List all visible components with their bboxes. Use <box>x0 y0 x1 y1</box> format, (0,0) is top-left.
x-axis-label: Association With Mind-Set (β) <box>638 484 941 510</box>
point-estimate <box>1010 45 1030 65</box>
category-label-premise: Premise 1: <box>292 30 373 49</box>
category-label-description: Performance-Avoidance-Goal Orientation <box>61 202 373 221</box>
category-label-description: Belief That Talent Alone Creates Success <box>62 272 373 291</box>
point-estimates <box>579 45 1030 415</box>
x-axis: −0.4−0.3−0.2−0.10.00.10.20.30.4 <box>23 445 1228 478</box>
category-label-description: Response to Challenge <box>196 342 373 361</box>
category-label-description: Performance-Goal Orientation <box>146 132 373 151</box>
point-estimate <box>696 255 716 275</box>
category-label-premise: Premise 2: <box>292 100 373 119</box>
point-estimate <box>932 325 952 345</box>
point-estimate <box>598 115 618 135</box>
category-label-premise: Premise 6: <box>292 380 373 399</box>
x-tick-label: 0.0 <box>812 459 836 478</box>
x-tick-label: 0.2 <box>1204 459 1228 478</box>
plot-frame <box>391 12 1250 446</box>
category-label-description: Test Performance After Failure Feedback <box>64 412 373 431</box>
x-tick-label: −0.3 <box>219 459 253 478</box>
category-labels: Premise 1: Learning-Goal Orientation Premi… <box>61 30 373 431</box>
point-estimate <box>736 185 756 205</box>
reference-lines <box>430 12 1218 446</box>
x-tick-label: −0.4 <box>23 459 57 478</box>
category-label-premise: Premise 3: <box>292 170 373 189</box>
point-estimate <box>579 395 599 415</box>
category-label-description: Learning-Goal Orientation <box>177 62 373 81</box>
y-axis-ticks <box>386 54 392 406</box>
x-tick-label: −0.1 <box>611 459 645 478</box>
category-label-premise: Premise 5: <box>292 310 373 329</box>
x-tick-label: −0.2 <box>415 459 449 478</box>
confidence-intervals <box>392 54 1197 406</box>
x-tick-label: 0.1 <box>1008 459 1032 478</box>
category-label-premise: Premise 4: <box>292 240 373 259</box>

-*-*-

# WHAT IS BEING ASKED:
Pull out every line in the entries above that contains the word "Learning", and copy each one without changes.

# SOLVED PROBLEM:
category-labels: Premise 1: Learning-Goal Orientation Premi… <box>61 30 373 431</box>
category-label-description: Learning-Goal Orientation <box>177 62 373 81</box>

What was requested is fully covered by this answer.